## Task instructions
Transcribe all of the records precisely as they are presented.

## Source data
● ● ●
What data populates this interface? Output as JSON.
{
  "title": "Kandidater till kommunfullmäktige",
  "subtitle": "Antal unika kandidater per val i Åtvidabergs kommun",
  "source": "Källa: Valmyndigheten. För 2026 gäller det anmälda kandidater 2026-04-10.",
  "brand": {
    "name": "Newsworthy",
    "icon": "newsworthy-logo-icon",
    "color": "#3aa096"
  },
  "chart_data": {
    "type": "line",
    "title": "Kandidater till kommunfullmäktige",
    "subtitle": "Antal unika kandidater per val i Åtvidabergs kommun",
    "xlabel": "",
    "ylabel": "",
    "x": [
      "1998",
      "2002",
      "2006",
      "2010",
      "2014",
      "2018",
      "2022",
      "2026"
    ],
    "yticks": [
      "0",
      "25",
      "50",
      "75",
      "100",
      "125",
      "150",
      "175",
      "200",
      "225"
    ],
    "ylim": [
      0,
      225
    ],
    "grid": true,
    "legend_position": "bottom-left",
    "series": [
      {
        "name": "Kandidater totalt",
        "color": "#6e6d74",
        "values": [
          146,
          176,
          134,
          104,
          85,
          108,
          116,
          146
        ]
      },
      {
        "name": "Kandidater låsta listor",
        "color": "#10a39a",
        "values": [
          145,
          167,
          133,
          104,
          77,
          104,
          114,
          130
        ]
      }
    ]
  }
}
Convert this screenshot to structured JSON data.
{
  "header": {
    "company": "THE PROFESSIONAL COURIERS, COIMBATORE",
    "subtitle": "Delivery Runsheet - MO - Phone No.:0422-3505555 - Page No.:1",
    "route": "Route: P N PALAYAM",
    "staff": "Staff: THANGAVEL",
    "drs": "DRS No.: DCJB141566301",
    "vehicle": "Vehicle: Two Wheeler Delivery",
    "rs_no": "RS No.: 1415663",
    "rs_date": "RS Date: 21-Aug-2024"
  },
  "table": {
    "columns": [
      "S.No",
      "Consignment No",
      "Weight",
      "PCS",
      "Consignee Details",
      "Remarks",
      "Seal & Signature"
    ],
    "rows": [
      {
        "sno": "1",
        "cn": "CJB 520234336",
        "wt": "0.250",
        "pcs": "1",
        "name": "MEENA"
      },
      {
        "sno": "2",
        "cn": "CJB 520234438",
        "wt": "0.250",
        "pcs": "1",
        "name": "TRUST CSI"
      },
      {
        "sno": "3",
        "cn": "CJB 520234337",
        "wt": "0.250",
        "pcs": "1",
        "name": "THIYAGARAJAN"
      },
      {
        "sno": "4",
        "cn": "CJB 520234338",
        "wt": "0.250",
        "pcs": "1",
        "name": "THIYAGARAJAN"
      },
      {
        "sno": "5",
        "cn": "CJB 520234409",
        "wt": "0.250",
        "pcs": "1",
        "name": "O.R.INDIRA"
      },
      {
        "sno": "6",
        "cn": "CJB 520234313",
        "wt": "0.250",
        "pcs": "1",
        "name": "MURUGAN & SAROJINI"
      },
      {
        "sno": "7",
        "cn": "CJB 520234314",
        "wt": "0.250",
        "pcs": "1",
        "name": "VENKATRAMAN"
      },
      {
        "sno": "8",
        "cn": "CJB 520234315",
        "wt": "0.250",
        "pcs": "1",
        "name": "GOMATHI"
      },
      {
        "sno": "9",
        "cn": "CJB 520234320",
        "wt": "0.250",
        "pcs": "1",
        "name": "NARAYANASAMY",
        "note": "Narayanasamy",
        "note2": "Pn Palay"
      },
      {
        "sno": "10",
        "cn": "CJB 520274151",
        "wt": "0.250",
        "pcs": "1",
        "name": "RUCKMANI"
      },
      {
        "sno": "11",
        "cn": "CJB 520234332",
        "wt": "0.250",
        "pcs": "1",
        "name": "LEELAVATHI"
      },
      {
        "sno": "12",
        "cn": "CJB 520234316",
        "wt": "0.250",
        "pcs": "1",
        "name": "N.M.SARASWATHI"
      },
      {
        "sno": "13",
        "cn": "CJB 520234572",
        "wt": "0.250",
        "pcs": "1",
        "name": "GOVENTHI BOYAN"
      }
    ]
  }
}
● ● ●
## Output below
What data populates this interface? Output as JSON.
{
  "title": "Kandidater till kommunfullmäktige",
  "subtitle": "Antal unika kandidater per val i Åtvidabergs kommun",
  "source": "Källa: Valmyndigheten. För 2026 gäller det anmälda kandidater 2026-04-10.",
  "brand": {
    "name": "Newsworthy",
    "icon": "newsworthy-logo-icon",
    "color": "#3aa096"
  },
  "chart_data": {
    "type": "line",
    "title": "Kandidater till kommunfullmäktige",
    "subtitle": "Antal unika kandidater per val i Åtvidabergs kommun",
    "xlabel": "",
    "ylabel": "",
    "x": [
      "1998",
      "2002",
      "2006",
      "2010",
      "2014",
      "2018",
      "2022",
      "2026"
    ],
    "yticks": [
      "0",
      "25",
      "50",
      "75",
      "100",
      "125",
      "150",
      "175",
      "200",
      "225"
    ],
    "ylim": [
      0,
      225
    ],
    "grid": true,
    "legend_position": "bottom-left",
    "series": [
      {
        "name": "Kandidater totalt",
        "color": "#6e6d74",
        "values": [
          146,
          176,
          134,
          104,
          85,
          108,
          116,
          146
        ]
      },
      {
        "name": "Kandidater låsta listor",
        "color": "#10a39a",
        "values": [
          145,
          167,
          133,
          104,
          77,
          104,
          114,
          130
        ]
      }
    ]
  }
}
Convert this screenshot to structured JSON data.
{
  "header": {
    "company": "THE PROFESSIONAL COURIERS, COIMBATORE",
    "subtitle": "Delivery Runsheet - MO - Phone No.:0422-3505555 - Page No.:1",
    "route": "Route: P N PALAYAM",
    "staff": "Staff: THANGAVEL",
    "drs": "DRS No.: DCJB141566301",
    "vehicle": "Vehicle: Two Wheeler Delivery",
    "rs_no": "RS No.: 1415663",
    "rs_date": "RS Date: 21-Aug-2024"
  },
  "table": {
    "columns": [
      "S.No",
      "Consignment No",
      "Weight",
      "PCS",
      "Consignee Details",
      "Remarks",
      "Seal & Signature"
    ],
    "rows": [
      {
        "sno": "1",
        "cn": "CJB 520234336",
        "wt": "0.250",
        "pcs": "1",
        "name": "MEENA"
      },
      {
        "sno": "2",
        "cn": "CJB 520234438",
        "wt": "0.250",
        "pcs": "1",
        "name": "TRUST CSI"
      },
      {
        "sno": "3",
        "cn": "CJB 520234337",
        "wt": "0.250",
        "pcs": "1",
        "name": "THIYAGARAJAN"
      },
      {
        "sno": "4",
        "cn": "CJB 520234338",
        "wt": "0.250",
        "pcs": "1",
        "name": "THIYAGARAJAN"
      },
      {
        "sno": "5",
        "cn": "CJB 520234409",
        "wt": "0.250",
        "pcs": "1",
        "name": "O.R.INDIRA"
      },
      {
        "sno": "6",
        "cn": "CJB 520234313",
        "wt": "0.250",
        "pcs": "1",
        "name": "MURUGAN & SAROJINI"
      },
      {
        "sno": "7",
        "cn": "CJB 520234314",
        "wt": "0.250",
        "pcs": "1",
        "name": "VENKATRAMAN"
      },
      {
        "sno": "8",
        "cn": "CJB 520234315",
        "wt": "0.250",
        "pcs": "1",
        "name": "GOMATHI"
      },
      {
        "sno": "9",
        "cn": "CJB 520234320",
        "wt": "0.250",
        "pcs": "1",
        "name": "NARAYANASAMY",
        "note": "Narayanasamy",
        "note2": "Pn Palay"
      },
      {
        "sno": "10",
        "cn": "CJB 520274151",
        "wt": "0.250",
        "pcs": "1",
        "name": "RUCKMANI"
      },
      {
        "sno": "11",
        "cn": "CJB 520234332",
        "wt": "0.250",
        "pcs": "1",
        "name": "LEELAVATHI"
      },
      {
        "sno": "12",
        "cn": "CJB 520234316",
        "wt": "0.250",
        "pcs": "1",
        "name": "N.M.SARASWATHI"
      },
      {
        "sno": "13",
        "cn": "CJB 520234572",
        "wt": "0.250",
        "pcs": "1",
        "name": "GOVENTHI BOYAN"
      }
    ]
  }
}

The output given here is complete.